• Prompt: "this" appears in how many lines of the entries? State only the number.

===== Data excerpts

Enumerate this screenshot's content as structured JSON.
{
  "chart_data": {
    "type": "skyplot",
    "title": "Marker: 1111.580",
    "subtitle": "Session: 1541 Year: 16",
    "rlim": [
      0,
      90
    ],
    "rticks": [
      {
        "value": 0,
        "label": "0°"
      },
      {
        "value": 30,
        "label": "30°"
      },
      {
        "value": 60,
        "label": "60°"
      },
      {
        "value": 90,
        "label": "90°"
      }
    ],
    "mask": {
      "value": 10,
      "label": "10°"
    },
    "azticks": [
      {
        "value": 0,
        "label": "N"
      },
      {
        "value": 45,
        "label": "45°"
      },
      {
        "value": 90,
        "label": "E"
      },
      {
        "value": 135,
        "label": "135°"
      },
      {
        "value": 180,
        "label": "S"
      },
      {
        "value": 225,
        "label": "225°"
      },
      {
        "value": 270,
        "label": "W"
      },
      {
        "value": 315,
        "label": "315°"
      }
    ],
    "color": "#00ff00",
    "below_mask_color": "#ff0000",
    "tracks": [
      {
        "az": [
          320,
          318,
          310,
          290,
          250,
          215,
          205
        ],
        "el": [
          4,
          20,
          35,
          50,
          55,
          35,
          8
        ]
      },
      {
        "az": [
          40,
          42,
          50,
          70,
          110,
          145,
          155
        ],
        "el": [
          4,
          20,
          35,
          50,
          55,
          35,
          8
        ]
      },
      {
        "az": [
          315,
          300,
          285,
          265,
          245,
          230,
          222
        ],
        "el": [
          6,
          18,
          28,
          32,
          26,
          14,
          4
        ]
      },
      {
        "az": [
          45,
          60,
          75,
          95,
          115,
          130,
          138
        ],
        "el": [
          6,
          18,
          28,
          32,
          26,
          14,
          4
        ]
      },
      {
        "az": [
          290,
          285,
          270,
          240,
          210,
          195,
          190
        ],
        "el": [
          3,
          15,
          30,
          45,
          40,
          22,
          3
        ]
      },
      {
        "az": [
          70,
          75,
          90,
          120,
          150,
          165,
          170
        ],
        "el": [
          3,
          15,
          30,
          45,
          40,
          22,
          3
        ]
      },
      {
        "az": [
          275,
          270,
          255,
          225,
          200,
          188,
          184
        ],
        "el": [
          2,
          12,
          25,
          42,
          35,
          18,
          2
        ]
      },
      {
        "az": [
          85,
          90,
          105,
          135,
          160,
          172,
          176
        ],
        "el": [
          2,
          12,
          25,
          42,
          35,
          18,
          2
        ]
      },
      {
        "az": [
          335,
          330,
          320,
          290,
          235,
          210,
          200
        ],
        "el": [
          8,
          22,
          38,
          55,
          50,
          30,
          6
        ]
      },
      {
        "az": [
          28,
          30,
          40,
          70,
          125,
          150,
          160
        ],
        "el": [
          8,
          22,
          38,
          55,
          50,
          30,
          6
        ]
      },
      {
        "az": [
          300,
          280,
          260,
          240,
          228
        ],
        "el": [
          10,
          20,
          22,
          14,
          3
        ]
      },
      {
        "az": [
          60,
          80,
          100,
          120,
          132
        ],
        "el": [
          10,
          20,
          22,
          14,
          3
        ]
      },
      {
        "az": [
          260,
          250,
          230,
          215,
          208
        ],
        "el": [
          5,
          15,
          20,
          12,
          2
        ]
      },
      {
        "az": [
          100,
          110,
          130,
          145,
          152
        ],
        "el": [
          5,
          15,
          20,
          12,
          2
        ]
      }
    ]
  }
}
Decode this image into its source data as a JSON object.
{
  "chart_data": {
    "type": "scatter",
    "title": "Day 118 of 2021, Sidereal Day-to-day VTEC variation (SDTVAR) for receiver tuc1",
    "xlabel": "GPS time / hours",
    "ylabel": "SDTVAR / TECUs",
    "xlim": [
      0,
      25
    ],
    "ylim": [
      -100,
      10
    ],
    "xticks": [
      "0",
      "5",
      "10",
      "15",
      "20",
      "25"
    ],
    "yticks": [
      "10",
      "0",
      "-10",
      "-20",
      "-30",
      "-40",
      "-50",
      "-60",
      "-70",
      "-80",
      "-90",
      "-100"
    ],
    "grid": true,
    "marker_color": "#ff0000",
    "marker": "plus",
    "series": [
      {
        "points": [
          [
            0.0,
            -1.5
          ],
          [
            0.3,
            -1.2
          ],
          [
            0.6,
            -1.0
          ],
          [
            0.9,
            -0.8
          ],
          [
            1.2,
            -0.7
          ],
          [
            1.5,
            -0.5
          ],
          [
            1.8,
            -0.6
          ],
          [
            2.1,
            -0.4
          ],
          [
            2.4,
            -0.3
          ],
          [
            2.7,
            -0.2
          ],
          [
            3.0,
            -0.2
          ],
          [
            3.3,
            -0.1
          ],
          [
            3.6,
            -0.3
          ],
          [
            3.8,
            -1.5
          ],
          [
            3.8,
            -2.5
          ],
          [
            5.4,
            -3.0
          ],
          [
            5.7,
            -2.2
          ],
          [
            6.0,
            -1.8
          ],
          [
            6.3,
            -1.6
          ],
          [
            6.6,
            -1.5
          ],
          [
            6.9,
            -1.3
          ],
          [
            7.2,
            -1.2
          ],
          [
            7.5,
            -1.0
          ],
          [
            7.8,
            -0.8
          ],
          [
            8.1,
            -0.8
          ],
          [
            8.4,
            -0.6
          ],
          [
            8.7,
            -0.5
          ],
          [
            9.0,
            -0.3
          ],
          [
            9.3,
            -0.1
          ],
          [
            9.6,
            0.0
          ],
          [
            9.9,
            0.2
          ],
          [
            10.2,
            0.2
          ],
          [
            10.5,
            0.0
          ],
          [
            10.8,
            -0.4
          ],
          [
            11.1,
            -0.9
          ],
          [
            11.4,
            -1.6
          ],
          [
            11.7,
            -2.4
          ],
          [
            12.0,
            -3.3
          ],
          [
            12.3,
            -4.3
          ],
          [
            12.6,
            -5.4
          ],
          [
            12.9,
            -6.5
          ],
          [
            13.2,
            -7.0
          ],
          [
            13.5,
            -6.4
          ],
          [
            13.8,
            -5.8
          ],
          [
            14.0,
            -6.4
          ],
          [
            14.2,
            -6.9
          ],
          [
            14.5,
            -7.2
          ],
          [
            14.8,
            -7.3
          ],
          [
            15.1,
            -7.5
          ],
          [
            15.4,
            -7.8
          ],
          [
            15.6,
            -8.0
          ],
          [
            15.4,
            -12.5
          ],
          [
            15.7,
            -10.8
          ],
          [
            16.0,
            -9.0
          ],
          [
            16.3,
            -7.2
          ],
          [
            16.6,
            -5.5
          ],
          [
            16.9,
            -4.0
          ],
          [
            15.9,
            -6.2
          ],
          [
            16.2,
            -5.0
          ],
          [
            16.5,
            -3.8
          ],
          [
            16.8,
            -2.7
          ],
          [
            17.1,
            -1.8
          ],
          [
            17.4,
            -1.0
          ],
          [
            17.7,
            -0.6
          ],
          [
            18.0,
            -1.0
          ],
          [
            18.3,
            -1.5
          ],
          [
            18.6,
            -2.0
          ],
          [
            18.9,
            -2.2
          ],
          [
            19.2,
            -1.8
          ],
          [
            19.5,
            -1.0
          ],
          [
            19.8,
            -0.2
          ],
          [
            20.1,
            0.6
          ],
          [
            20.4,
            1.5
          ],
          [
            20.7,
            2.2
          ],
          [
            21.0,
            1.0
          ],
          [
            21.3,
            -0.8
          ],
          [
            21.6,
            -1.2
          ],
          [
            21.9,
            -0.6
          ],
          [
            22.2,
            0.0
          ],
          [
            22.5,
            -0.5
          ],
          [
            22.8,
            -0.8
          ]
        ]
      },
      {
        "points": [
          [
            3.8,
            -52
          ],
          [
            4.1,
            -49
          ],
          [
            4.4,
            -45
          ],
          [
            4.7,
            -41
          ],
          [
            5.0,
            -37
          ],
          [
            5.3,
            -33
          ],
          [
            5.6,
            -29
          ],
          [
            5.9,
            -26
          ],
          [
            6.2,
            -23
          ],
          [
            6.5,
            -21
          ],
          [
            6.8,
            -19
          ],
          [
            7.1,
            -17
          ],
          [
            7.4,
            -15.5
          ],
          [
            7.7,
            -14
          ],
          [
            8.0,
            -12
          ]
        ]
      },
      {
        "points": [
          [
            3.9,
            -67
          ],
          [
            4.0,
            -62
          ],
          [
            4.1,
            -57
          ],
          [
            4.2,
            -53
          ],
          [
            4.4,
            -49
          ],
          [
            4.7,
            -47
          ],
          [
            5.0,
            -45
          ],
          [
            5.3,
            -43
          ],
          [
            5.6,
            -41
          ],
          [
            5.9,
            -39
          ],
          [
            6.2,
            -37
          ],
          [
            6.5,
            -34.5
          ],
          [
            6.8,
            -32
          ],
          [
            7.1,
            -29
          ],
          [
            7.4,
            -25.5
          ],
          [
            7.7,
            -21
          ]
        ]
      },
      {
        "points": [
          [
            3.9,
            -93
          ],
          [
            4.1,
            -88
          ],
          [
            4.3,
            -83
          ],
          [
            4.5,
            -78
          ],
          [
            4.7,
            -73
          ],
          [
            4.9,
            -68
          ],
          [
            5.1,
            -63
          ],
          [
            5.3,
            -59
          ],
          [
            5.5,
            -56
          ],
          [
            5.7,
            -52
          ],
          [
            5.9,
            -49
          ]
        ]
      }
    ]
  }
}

==========

• Worked answer: 2